#### [GIVEN DATA]

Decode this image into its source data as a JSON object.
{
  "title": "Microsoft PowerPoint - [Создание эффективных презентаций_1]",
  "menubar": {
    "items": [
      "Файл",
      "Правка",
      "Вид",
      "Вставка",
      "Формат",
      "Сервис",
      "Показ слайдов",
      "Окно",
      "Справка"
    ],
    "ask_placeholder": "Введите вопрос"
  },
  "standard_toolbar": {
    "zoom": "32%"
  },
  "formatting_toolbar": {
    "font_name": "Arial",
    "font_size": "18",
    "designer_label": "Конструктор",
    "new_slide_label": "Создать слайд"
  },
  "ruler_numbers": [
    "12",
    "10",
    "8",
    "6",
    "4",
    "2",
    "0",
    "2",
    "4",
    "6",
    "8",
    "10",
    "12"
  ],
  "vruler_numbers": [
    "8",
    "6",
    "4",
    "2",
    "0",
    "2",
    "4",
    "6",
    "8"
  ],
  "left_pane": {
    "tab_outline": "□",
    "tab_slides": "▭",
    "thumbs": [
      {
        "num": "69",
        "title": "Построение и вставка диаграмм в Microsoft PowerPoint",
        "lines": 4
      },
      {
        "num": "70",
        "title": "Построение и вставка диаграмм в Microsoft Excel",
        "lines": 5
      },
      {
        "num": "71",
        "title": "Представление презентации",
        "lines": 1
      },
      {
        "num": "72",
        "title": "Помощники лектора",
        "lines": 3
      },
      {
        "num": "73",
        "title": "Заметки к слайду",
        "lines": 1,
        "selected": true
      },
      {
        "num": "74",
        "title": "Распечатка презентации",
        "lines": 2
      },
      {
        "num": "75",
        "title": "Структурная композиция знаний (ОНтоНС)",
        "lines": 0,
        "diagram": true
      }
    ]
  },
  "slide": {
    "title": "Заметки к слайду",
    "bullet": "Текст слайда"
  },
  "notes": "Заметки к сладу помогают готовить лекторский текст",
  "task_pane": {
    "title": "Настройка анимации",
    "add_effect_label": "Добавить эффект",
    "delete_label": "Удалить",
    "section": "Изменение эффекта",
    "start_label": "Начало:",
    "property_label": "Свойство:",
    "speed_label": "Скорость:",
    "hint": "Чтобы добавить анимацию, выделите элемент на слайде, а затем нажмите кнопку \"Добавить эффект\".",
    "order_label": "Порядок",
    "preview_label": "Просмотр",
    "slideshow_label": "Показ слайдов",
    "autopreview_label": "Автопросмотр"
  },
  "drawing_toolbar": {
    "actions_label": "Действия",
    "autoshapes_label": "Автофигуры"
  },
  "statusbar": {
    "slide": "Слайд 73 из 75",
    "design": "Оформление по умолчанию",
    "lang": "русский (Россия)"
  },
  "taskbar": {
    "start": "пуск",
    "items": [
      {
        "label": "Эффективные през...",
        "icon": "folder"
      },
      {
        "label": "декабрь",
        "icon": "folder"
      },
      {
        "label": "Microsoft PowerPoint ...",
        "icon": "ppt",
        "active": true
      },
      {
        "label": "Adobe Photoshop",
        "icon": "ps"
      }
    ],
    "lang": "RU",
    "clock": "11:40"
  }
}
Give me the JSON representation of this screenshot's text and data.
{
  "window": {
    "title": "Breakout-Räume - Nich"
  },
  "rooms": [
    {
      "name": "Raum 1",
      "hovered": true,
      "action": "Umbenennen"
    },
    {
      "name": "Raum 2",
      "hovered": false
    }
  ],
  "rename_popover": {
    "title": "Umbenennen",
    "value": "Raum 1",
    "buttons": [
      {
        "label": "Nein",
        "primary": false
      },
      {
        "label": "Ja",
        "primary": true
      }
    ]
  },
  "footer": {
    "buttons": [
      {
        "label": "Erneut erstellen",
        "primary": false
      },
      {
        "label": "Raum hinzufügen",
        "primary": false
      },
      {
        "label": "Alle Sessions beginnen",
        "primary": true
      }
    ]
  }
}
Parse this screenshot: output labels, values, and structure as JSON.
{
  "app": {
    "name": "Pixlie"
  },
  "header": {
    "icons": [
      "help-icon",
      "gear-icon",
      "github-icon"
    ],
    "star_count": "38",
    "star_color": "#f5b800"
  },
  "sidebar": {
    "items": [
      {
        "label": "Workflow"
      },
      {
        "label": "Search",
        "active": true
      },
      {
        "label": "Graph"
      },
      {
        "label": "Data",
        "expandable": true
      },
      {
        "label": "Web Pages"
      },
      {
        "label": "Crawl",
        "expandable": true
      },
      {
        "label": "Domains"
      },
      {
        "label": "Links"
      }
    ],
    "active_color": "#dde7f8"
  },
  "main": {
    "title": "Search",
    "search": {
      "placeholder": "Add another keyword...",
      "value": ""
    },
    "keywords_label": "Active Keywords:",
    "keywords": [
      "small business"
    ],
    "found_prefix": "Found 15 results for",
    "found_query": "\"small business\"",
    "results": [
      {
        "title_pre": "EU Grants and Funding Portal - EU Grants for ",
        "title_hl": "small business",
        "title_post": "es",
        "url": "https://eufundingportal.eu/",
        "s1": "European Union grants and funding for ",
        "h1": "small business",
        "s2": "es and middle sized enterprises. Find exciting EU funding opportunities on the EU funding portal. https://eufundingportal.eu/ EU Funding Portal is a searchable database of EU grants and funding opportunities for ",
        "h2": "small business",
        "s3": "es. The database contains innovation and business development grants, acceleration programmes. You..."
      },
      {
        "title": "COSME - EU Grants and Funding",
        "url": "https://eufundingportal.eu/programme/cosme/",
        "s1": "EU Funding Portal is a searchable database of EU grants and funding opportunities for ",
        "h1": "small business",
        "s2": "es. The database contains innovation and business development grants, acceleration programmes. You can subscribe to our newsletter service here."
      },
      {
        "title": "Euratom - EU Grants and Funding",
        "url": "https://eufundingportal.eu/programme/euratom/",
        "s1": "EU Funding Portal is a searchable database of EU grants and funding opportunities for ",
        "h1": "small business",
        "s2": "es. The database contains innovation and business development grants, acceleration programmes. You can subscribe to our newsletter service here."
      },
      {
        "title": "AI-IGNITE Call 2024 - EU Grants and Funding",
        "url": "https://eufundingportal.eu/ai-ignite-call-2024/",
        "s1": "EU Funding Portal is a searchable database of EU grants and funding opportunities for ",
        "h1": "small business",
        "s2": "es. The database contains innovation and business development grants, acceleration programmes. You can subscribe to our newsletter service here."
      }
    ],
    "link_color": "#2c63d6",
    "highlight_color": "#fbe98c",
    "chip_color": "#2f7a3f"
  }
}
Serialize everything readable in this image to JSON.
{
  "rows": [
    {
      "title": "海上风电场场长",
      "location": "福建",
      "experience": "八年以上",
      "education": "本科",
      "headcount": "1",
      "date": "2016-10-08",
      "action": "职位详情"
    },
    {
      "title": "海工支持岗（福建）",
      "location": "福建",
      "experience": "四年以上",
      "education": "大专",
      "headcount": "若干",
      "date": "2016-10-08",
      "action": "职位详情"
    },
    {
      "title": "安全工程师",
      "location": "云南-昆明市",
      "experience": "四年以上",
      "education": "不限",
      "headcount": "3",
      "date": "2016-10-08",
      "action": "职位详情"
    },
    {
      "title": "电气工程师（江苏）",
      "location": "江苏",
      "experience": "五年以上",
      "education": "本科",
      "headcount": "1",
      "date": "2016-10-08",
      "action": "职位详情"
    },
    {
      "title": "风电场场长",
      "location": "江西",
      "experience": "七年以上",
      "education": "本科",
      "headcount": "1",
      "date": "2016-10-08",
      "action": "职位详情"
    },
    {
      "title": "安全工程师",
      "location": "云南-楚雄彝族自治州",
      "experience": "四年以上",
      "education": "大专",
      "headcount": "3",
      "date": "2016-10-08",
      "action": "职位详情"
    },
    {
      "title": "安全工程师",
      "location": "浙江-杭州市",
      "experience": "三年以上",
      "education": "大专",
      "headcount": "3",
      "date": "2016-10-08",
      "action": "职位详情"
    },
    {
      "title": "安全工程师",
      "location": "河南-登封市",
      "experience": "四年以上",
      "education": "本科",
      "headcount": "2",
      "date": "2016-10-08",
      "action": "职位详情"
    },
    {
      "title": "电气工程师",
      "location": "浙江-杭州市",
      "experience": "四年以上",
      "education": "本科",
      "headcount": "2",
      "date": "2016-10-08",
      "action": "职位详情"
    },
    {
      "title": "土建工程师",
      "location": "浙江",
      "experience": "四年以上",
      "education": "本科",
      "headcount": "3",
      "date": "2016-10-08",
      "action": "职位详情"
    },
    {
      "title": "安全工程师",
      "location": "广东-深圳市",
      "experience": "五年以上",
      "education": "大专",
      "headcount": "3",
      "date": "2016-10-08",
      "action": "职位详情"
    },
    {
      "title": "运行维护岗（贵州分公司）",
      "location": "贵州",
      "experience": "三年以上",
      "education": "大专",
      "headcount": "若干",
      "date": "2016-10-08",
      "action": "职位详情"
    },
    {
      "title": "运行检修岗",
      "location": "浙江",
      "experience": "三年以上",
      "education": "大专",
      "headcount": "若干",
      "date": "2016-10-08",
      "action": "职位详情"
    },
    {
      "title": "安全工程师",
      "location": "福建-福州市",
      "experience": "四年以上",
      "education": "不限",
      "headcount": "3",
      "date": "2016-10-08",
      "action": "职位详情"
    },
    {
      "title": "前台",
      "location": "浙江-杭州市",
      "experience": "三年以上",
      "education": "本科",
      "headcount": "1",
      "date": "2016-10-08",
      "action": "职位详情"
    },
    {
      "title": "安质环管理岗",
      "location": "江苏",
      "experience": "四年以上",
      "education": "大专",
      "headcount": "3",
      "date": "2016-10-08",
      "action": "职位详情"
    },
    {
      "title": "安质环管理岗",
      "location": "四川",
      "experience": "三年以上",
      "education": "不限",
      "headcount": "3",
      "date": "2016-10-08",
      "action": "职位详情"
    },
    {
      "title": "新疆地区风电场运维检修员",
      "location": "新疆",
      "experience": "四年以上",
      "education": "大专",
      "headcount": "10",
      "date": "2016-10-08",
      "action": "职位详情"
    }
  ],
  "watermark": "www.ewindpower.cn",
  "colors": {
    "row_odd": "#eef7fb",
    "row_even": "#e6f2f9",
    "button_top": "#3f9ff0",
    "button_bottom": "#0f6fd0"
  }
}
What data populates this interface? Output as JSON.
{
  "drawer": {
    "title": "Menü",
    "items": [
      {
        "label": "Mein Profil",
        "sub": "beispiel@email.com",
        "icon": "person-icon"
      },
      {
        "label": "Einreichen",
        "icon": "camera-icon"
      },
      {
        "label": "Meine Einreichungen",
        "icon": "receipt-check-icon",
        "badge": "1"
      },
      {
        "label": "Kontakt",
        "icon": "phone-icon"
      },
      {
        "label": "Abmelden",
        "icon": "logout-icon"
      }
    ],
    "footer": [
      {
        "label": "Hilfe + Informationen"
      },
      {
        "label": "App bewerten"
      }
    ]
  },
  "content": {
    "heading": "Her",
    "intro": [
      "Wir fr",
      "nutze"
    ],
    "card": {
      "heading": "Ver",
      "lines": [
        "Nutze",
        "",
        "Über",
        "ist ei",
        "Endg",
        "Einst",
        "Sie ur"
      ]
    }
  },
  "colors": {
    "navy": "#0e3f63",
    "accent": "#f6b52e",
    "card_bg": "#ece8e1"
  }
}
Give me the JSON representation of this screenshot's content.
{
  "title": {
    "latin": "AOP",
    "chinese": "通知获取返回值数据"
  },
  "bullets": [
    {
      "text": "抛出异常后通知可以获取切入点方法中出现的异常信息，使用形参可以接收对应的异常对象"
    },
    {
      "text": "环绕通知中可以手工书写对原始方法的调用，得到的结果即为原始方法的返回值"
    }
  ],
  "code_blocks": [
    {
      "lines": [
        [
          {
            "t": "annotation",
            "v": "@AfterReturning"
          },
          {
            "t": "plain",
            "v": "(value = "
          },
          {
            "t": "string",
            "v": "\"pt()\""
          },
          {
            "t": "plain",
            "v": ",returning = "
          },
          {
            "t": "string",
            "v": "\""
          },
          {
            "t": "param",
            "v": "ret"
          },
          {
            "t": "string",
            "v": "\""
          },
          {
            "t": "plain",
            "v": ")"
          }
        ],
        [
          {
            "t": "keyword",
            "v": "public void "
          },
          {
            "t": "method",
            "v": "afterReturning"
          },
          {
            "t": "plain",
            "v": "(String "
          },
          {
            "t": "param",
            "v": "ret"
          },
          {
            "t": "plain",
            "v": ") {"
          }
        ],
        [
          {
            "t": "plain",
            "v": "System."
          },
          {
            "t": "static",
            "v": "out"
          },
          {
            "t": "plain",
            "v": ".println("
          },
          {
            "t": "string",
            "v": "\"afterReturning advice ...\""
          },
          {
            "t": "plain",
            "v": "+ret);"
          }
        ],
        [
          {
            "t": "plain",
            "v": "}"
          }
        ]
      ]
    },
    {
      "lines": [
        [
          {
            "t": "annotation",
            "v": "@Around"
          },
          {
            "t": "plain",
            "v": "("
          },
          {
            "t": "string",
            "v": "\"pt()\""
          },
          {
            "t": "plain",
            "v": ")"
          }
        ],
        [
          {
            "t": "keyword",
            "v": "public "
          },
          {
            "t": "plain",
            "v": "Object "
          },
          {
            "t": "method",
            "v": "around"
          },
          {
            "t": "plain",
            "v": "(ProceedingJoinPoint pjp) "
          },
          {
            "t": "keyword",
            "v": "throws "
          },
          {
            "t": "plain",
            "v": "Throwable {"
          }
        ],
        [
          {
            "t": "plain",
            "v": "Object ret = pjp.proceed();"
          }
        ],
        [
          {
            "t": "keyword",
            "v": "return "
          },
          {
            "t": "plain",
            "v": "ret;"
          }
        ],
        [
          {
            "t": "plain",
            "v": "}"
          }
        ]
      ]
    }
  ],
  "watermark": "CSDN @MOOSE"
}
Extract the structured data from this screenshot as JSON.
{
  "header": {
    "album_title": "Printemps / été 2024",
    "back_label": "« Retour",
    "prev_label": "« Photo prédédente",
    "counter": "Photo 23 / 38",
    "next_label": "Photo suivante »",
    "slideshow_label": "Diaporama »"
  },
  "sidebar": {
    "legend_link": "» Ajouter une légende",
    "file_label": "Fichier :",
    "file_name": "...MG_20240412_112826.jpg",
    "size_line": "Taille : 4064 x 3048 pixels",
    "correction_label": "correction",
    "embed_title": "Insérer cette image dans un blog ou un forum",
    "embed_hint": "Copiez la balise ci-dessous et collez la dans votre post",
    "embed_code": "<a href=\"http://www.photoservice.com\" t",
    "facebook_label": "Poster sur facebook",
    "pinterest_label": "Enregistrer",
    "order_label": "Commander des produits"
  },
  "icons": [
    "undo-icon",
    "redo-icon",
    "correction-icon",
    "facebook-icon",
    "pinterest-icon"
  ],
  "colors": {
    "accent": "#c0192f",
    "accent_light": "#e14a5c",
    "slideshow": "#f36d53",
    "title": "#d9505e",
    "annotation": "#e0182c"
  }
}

#### [YOUR TASK]
For each line above that contains the word "representation", copy that line.

#### [CORRECT OUTPUT]
Give me the JSON representation of this screenshot's text and data.
Give me the JSON representation of this screenshot's content.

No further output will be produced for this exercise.